* _PROBLEM STATEMENT_:
Put every line of the material into a Markdown table with the columns Row and Line. Number each row, skip blank lines, and leave the pictures out.

(Saved entries)

▼

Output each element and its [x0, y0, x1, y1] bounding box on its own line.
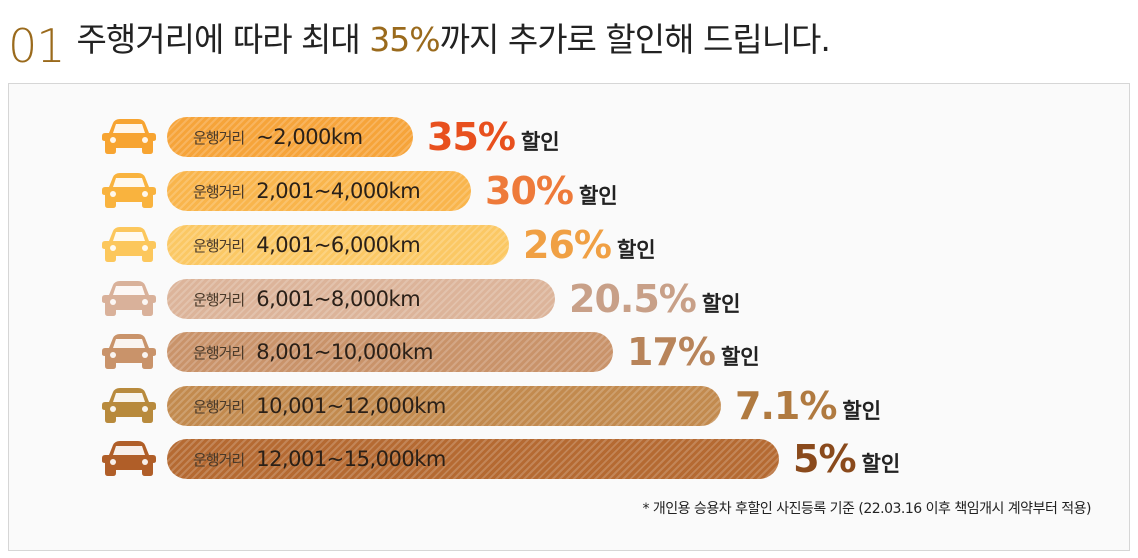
- distance-label: 운행거리: [193, 397, 245, 416]
- discount-suffix: 할인: [520, 130, 560, 154]
- discount-row: 운행거리 12,001~15,000km 5% 할인: [101, 438, 900, 480]
- distance-bar: 운행거리 10,001~12,000km: [167, 386, 721, 426]
- discount-row: 운행거리 4,001~6,000km 26% 할인: [101, 224, 656, 266]
- car-icon: [102, 173, 156, 208]
- discount-suffix: 할인: [616, 238, 656, 262]
- distance-bar: 운행거리 2,001~4,000km: [167, 171, 471, 211]
- discount-percent: 26%: [523, 223, 612, 267]
- car-icon: [102, 281, 156, 316]
- title-text-1: 주행거리에 따라 최대: [76, 19, 370, 59]
- distance-bar: 운행거리 8,001~10,000km: [167, 332, 613, 372]
- discount-percent: 7.1%: [735, 384, 837, 428]
- distance-bar: 운행거리 12,001~15,000km: [167, 439, 779, 479]
- discount-row: 운행거리 10,001~12,000km 7.1% 할인: [101, 385, 881, 427]
- distance-bar: 운행거리 4,001~6,000km: [167, 225, 509, 265]
- distance-range: 10,001~12,000km: [256, 394, 446, 418]
- discount-panel: 운행거리 ~2,000km 35% 할인 운행거리 2,001~4,000km 30% 할인 운…: [8, 83, 1130, 551]
- discount-row: 운행거리 2,001~4,000km 30% 할인: [101, 170, 618, 212]
- discount-row: 운행거리 6,001~8,000km 20.5% 할인: [101, 278, 740, 320]
- title-highlight: 35%: [369, 19, 440, 59]
- distance-range: 6,001~8,000km: [256, 287, 421, 311]
- distance-label: 운행거리: [193, 290, 245, 309]
- distance-label: 운행거리: [193, 128, 245, 147]
- distance-label: 운행거리: [193, 182, 245, 201]
- car-icon: [102, 334, 156, 369]
- distance-bar: 운행거리 ~2,000km: [167, 117, 413, 157]
- discount-percent: 20.5%: [569, 277, 697, 321]
- car-icon: [102, 227, 156, 262]
- discount-suffix: 할인: [578, 184, 618, 208]
- discount-percent: 35%: [427, 115, 516, 159]
- footnote: * 개인용 승용차 후할인 사진등록 기준 (22.03.16 이후 책임개시 …: [642, 501, 1091, 517]
- car-icon: [102, 119, 156, 154]
- distance-label: 운행거리: [193, 450, 245, 469]
- discount-percent: 30%: [485, 169, 574, 213]
- title-text-2: 까지 추가로 할인해 드립니다.: [439, 19, 831, 59]
- discount-percent: 5%: [793, 437, 857, 481]
- section-number: 01: [8, 19, 66, 73]
- car-icon: [102, 441, 156, 476]
- distance-bar: 운행거리 6,001~8,000km: [167, 279, 555, 319]
- distance-label: 운행거리: [193, 236, 245, 255]
- discount-row: 운행거리 ~2,000km 35% 할인: [101, 116, 560, 158]
- discount-suffix: 할인: [720, 345, 760, 369]
- car-icon: [102, 388, 156, 423]
- section-title: 주행거리에 따라 최대 35%까지 추가로 할인해 드립니다.: [76, 19, 831, 59]
- discount-suffix: 할인: [701, 292, 741, 316]
- distance-range: ~2,000km: [256, 125, 363, 149]
- discount-percent: 17%: [627, 330, 716, 374]
- distance-range: 4,001~6,000km: [256, 233, 421, 257]
- distance-range: 2,001~4,000km: [256, 179, 421, 203]
- discount-suffix: 할인: [842, 399, 882, 423]
- distance-range: 8,001~10,000km: [256, 340, 434, 364]
- discount-suffix: 할인: [861, 452, 901, 476]
- distance-range: 12,001~15,000km: [256, 447, 446, 471]
- discount-row: 운행거리 8,001~10,000km 17% 할인: [101, 331, 760, 373]
- distance-label: 운행거리: [193, 343, 245, 362]
- section-header: 01 주행거리에 따라 최대 35%까지 추가로 할인해 드립니다.: [8, 2, 831, 76]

▲

* _ANSWER BELOW_:
| Row | Line |
|---|---|
| 1 | Output each element and its [x0, y0, x1, y1] bounding box on its own line. |
| 2 | - distance-label: 운행거리: [193, 397, 245, 416] |
| 3 | - discount-suffix: 할인: [520, 130, 560, 154] |
| 4 | - discount-row: 운행거리 12,001~15,000km 5% 할인: [101, 438, 900, 480] |
| 5 | - distance-bar: 운행거리 10,001~12,000km: [167, 386, 721, 426] |
| 6 | - discount-row: 운행거리 4,001~6,000km 26% 할인: [101, 224, 656, 266] |
| 7 | - car-icon: [102, 173, 156, 208] |
| 8 | - discount-suffix: 할인: [616, 238, 656, 262] |
| 9 | - distance-bar: 운행거리 2,001~4,000km: [167, 171, 471, 211] |
| 10 | - discount-percent: 26%: [523, 223, 612, 267] |
| 11 | - car-icon: [102, 281, 156, 316] |
| 12 | - title-text-1: 주행거리에 따라 최대: [76, 19, 370, 59] |
| 13 | - distance-bar: 운행거리 8,001~10,000km: [167, 332, 613, 372] |
| 14 | - discount-percent: 7.1%: [735, 384, 837, 428] |
| 15 | - distance-bar: 운행거리 12,001~15,000km: [167, 439, 779, 479] |
| 16 | - discount-row: 운행거리 10,001~12,000km 7.1% 할인: [101, 385, 881, 427] |
| 17 | - distance-bar: 운행거리 4,001~6,000km: [167, 225, 509, 265] |
| 18 | - distance-range: 10,001~12,000km: [256, 394, 446, 418] |
| 19 | - discount-panel: 운행거리 ~2,000km 35% 할인 운행거리 2,001~4,000km 30% 할인 운…: [8, 83, 1130, 551] |
| 20 | - discount-row: 운행거리 2,001~4,000km 30% 할인: [101, 170, 618, 212] |
| 21 | - discount-row: 운행거리 6,001~8,000km 20.5% 할인: [101, 278, 740, 320] |
| 22 | - title-highlight: 35%: [369, 19, 440, 59] |
| 23 | - distance-range: 6,001~8,000km: [256, 287, 421, 311] |
| 24 | - distance-label: 운행거리: [193, 290, 245, 309] |
| 25 | - distance-label: 운행거리: [193, 128, 245, 147] |
| 26 | - distance-label: 운행거리: [193, 182, 245, 201] |
| 27 | - car-icon: [102, 334, 156, 369] |
| 28 | - distance-bar: 운행거리 ~2,000km: [167, 117, 413, 157] |
| 29 | - discount-percent: 20.5%: [569, 277, 697, 321] |
| 30 | - car-icon: [102, 227, 156, 262] |
| 31 | - discount-suffix: 할인: [578, 184, 618, 208] |
| 32 | - discount-percent: 35%: [427, 115, 516, 159] |
| 33 | - footnote: * 개인용 승용차 후할인 사진등록 기준 (22.03.16 이후 책임개시 …: [642, 501, 1091, 517] |
| 34 | - car-icon: [102, 119, 156, 154] |
| 35 | - distance-label: 운행거리: [193, 450, 245, 469] |
| 36 | - discount-percent: 30%: [485, 169, 574, 213] |
| 37 | - title-text-2: 까지 추가로 할인해 드립니다.: [439, 19, 831, 59] |
| 38 | - discount-percent: 5%: [793, 437, 857, 481] |
| 39 | - section-number: 01: [8, 19, 66, 73] |
| 40 | - car-icon: [102, 441, 156, 476] |
| 41 | - distance-bar: 운행거리 6,001~8,000km: [167, 279, 555, 319] |
| 42 | - distance-label: 운행거리: [193, 236, 245, 255] |
| 43 | - discount-row: 운행거리 ~2,000km 35% 할인: [101, 116, 560, 158] |
| 44 | - discount-suffix: 할인: [720, 345, 760, 369] |
| 45 | - car-icon: [102, 388, 156, 423] |
| 46 | - section-title: 주행거리에 따라 최대 35%까지 추가로 할인해 드립니다.: [76, 19, 831, 59] |
| 47 | - discount-suffix: 할인: [701, 292, 741, 316] |
| 48 | - distance-range: ~2,000km: [256, 125, 363, 149] |
| 49 | - discount-percent: 17%: [627, 330, 716, 374] |
| 50 | - distance-range: 4,001~6,000km: [256, 233, 421, 257] |
| 51 | - distance-range: 2,001~4,000km: [256, 179, 421, 203] |
| 52 | - discount-suffix: 할인: [842, 399, 882, 423] |
| 53 | - distance-range: 8,001~10,000km: [256, 340, 434, 364] |
| 54 | - discount-suffix: 할인: [861, 452, 901, 476] |
| 55 | - distance-range: 12,001~15,000km: [256, 447, 446, 471] |
| 56 | - discount-row: 운행거리 8,001~10,000km 17% 할인: [101, 331, 760, 373] |
| 57 | - distance-label: 운행거리: [193, 343, 245, 362] |
| 58 | - section-header: 01 주행거리에 따라 최대 35%까지 추가로 할인해 드립니다.: [8, 2, 831, 76] |